DOCUMENT:
====
Courtesy of a couple more pleasant evenings on the deck — hey, for once, or twice, it didn’t rain — I’ve spent some time recently listening to Procol Harum.
That U.K.-originating band is one of many groups marking its 50th anniversary this year, testimony to what a watershed year 1967 was in regard to The Music. But that’s a matter for another post, in a week or two.
My evening al fresco audio excursions covered three of PH’s original albums, and one greatest hits compilation. The last of those features some of the band’s earliest, and most memorable, recordings.
Chief among those is “A Whiter Shade of Pale,” the band’s first Top 40 hit in the U.S. But it was more than a successful single — it kind of turned the culture on its ear.
But backing up, let’s look at Procol Harum’s origins. The band started out in 1964 as the Paramounts, founded by three of the four members of the band’s classic lineup: musicians Gary Brooker, Robin Trower and B.J. Wilson. They had a No. 35 U.K. hit in “Poison Ivy,” penned by legendary U.S. songwriters Lieber and Stoller.
But the group was unable to follow up on that success, and disbanded. Some of the original members reorganized two years later, with the addition of lyricist Keith Reid.
====
EXTRACTED RECORDS:
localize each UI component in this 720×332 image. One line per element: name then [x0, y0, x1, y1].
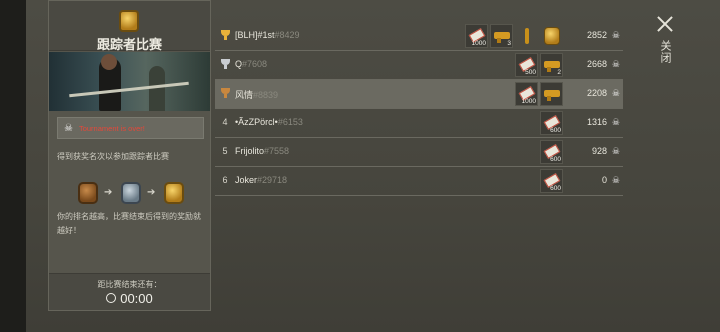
ticket-icon[interactable]: 600 — [540, 111, 563, 135]
player-score: 2668 — [586, 59, 607, 69]
reward-quantity: 2 — [557, 69, 561, 76]
skull-icon: ☠ — [611, 59, 620, 69]
reward-items: 500 2 — [515, 53, 563, 77]
skull-icon: ☠ — [64, 122, 73, 134]
reward-quantity: 1000 — [471, 40, 486, 47]
golden-gun-icon[interactable]: 3 — [490, 24, 513, 48]
reward-quantity: 500 — [525, 69, 536, 76]
player-name-text: Q — [235, 59, 243, 69]
tournament-panel: 跟踪者比赛 ☠ Tournament is over! 得到获奖名次以参加跟踪者… — [48, 0, 211, 311]
silver-trophy-icon — [221, 59, 230, 69]
golden-gun-icon[interactable]: 2 — [540, 53, 563, 77]
reward-items: 1000 3 — [465, 24, 563, 48]
bronze-medal-icon — [78, 182, 98, 204]
player-name: [BLH]#1st#8429 — [235, 30, 300, 40]
screen-edge — [0, 0, 26, 332]
reward-items: 1000 — [515, 82, 563, 106]
rank-number: 6 — [222, 175, 228, 185]
player-tag: #8839 — [253, 90, 279, 100]
player-name: Q#7608 — [235, 59, 267, 69]
ticket-icon[interactable]: 600 — [540, 169, 563, 193]
leaderboard-row[interactable]: [BLH]#1st#8429 1000 3 2852 ☠ — [215, 22, 623, 51]
player-name: •ÃzZPörcl•#6153 — [235, 117, 303, 127]
countdown-timer: 00:00 — [49, 291, 210, 306]
torch-icon[interactable] — [515, 24, 538, 48]
reward-quantity: 600 — [550, 127, 561, 134]
alert-text: Tournament is over! — [78, 123, 145, 133]
player-tag: #29718 — [257, 175, 288, 185]
ticket-icon[interactable]: 500 — [515, 53, 538, 77]
ticket-icon[interactable]: 1000 — [465, 24, 488, 48]
player-name: 风情#8839 — [235, 88, 278, 101]
skull-icon: ☠ — [611, 146, 620, 156]
player-tag: #6153 — [277, 117, 303, 127]
skull-icon: ☠ — [611, 30, 620, 40]
rank-number: 4 — [222, 117, 228, 127]
reward-quantity: 600 — [550, 185, 561, 192]
tournament-banner-image — [49, 52, 210, 111]
player-name-text: Frijolito — [235, 146, 265, 156]
clock-icon — [106, 293, 117, 303]
gold-trophy-icon — [221, 30, 230, 40]
reward-description: 你的排名越高，比赛结束后得到的奖励就越好！ — [57, 212, 201, 235]
gold-medal-icon — [119, 10, 139, 32]
player-name-text: Joker — [235, 175, 258, 185]
reward-items: 600 — [540, 140, 563, 164]
skull-icon: ☠ — [611, 88, 620, 98]
leaderboard-row[interactable]: 风情#8839 1000 2208 ☠ — [215, 80, 623, 109]
player-tag: #7608 — [242, 59, 268, 69]
leaderboard-row[interactable]: Q#7608 500 2 2668 ☠ — [215, 51, 623, 80]
player-score: 0 — [601, 175, 607, 185]
close-label[interactable]: 关闭 — [657, 40, 673, 64]
countdown-label: 距比赛结束还有： — [97, 280, 162, 289]
reward-quantity: 600 — [550, 156, 561, 163]
player-name-text: 风情 — [235, 90, 254, 100]
player-score: 2852 — [586, 30, 607, 40]
leaderboard-row[interactable]: 6 Joker#29718 600 0 ☠ — [215, 167, 623, 196]
tournament-over-alert: ☠ Tournament is over! — [57, 117, 204, 139]
player-name-text: •ÃzZPörcl• — [235, 117, 278, 127]
player-name: Frijolito#7558 — [235, 146, 289, 156]
golden-gun-icon[interactable] — [540, 82, 563, 106]
ticket-icon[interactable]: 1000 — [515, 82, 538, 106]
player-tag: #8429 — [274, 30, 300, 40]
arrow-right-icon: ➔ — [147, 187, 156, 198]
gold-medal-icon — [164, 182, 184, 204]
silver-medal-icon — [121, 182, 141, 204]
leaderboard: [BLH]#1st#8429 1000 3 2852 ☠ Q#7608 500 2 2668 ☠ 风… — [215, 22, 623, 196]
player-score: 928 — [591, 146, 607, 156]
rank-number: 5 — [222, 146, 228, 156]
participation-hint: 得到获奖名次以参加跟踪者比赛 — [57, 152, 169, 161]
countdown-value: 00:00 — [120, 291, 153, 306]
tournament-title: 跟踪者比赛 — [96, 37, 162, 52]
leaderboard-row[interactable]: 5 Frijolito#7558 600 928 ☠ — [215, 138, 623, 167]
player-tag: #7558 — [264, 146, 290, 156]
player-name-text: [BLH]#1st — [235, 30, 275, 40]
close-icon[interactable] — [655, 14, 675, 34]
player-score: 2208 — [586, 88, 607, 98]
ticket-icon[interactable]: 600 — [540, 140, 563, 164]
player-name: Joker#29718 — [235, 175, 287, 185]
bronze-trophy-icon — [221, 88, 230, 98]
countdown-footer: 距比赛结束还有： 00:00 — [49, 273, 210, 310]
player-score: 1316 — [586, 117, 607, 127]
arrow-right-icon: ➔ — [104, 187, 113, 198]
reward-tiers: ➔ ➔ — [78, 182, 188, 206]
reward-quantity: 3 — [507, 40, 511, 47]
skull-icon: ☠ — [611, 117, 620, 127]
gold-medal-icon[interactable] — [540, 24, 563, 48]
leaderboard-row[interactable]: 4 •ÃzZPörcl•#6153 600 1316 ☠ — [215, 109, 623, 138]
reward-quantity: 1000 — [521, 98, 536, 105]
reward-items: 600 — [540, 169, 563, 193]
skull-icon: ☠ — [611, 175, 620, 185]
reward-items: 600 — [540, 111, 563, 135]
====
INSTRUCTIONS:
a. Can you copy out the entries word for word, starting at the line that has "ticket-icon[interactable]: 600 — [540, 111, 563, 135]" and ending after the line that has "tournament-panel: 跟踪者比赛 ☠"?
b. How would the Procol Harum article go on from its last sentence?
The entries have nothing to do with the Procol Harum article; each stands on its own.

RESULTS:
a.
ticket-icon[interactable]: 600 — [540, 111, 563, 135]
player-score: 2668 — [586, 59, 607, 69]
reward-quantity: 2 — [557, 69, 561, 76]
skull-icon: ☠ — [611, 59, 620, 69]
reward-items: 500 2 — [515, 53, 563, 77]
skull-icon: ☠ — [64, 122, 73, 134]
reward-quantity: 1000 — [471, 40, 486, 47]
golden-gun-icon[interactable]: 3 — [490, 24, 513, 48]
reward-quantity: 500 — [525, 69, 536, 76]
player-name-text: Q — [235, 59, 243, 69]
tournament-panel: 跟踪者比赛 ☠ Tournament is over! 得到获奖名次以参加跟踪者… — [48, 0, 211, 311]

b.
The latter apparently was the icing on the cake, because Procol Harum’s lyrics as much as anything distinguished them from the mid-to-late-60s Top 40 run-of-the-mill. No less of authorities than Ken Kesey, the Merry Pranksters and the Grateful Dead — you can look it up in Thomas Wolfe’s “The Electric Kool-Aid Acid Test” — were wowed by “Whiter Shade.” Beatle John Lennon played it on the car stereo in his Rolls Royce.
That 1967 release — 50 years ago a couple weeks back — was distinctive, in part because it did not conform to the strictures of pop songwriting. Not only was there no moon-June-spoon rhyming scheme, there was little or no coherent lyrical structure.
Consider that I, who has heard the words of this song for 50 years, don’t actually know all of them. For instance, per LyricsFreak: “If music be the food of love/Then laughter is its queen/And likewise if behind is in front/Then dirt in truth is clean.”
But it turns out that those lines are not on the recorded version — another Procol Harum quirk. What would one expect from a group that created a song that classic music experts say borrows from Bach, and others say is heavily influenced by Percy Sledge’s classic soul gut-buster, “When a Man Loves a Woman”?
Anyway, “Whiter” was a No. 1 hit in most of the world, and got to No. 5 in the U.S. It was the most-played song in public places in the U.K. over the past 75 years, and also the most-played record by British broadcasting.
Procol Harum’s follow-up hit, “Homburg,” seemed to continue the concept of turning the language on its head: “The town clock in the market square/Stands waiting for the hour/When its hands they both turn backwards/And on meeting will devour/Both themselves and also any fool/Who dares to tell the time.”
But the initial success from that debut album didn’t prevent significant changes in the band’s lineup, including the return of Paramounts members Trower and Wilson . That didn’t seem to change the impact of the group’s second album, “Shine on Brightly,” which took the stand-it-on-the-ear meme and moved it to another level.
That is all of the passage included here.